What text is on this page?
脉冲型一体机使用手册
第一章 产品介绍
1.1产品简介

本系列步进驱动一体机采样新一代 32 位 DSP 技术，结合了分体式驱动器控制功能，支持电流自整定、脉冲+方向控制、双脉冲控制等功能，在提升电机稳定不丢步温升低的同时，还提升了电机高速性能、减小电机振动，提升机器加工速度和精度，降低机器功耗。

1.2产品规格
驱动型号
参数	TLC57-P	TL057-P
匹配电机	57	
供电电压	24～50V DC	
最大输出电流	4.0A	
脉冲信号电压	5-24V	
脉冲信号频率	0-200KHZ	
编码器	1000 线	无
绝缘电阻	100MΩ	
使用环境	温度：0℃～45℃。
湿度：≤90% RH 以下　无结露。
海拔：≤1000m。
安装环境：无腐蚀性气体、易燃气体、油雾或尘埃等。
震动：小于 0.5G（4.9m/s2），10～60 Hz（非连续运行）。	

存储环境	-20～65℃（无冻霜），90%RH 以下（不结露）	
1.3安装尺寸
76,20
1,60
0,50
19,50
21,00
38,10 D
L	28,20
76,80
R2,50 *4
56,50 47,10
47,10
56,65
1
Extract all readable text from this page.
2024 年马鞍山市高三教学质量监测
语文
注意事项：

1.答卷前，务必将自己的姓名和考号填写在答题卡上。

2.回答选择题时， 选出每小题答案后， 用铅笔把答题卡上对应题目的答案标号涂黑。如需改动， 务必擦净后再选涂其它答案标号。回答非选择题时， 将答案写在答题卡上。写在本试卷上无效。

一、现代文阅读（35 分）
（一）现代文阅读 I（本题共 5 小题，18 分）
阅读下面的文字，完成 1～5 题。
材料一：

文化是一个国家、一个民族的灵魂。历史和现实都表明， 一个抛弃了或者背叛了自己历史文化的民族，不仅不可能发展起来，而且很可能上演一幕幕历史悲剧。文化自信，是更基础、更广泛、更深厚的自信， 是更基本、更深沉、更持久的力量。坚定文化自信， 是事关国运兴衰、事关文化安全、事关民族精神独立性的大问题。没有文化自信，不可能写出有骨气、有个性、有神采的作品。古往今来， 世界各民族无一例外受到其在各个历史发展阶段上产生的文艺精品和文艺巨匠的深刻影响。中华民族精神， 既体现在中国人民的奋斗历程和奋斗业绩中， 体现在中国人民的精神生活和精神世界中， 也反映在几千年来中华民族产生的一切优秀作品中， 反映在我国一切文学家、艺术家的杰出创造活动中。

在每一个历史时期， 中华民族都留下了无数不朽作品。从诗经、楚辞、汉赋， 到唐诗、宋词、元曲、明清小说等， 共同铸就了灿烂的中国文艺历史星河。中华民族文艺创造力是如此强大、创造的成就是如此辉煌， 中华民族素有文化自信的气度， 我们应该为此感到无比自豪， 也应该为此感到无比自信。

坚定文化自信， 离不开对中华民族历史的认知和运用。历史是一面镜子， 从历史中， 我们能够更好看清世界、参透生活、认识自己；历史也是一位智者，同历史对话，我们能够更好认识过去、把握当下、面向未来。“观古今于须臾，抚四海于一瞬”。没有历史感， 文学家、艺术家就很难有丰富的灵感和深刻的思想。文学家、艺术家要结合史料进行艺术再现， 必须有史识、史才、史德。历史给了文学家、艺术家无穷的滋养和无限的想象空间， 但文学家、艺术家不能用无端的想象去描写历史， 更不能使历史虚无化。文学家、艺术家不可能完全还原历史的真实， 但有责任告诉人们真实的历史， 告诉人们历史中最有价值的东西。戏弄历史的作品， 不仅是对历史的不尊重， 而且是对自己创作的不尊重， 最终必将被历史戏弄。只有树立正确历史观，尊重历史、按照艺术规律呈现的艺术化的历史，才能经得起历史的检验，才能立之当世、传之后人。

-=-=-=-=-

• GOAL: Only lines with the word "this" should be collected from the material.

• COMPLETE OUTPUT:
What text is on this page?
Extract all readable text from this page.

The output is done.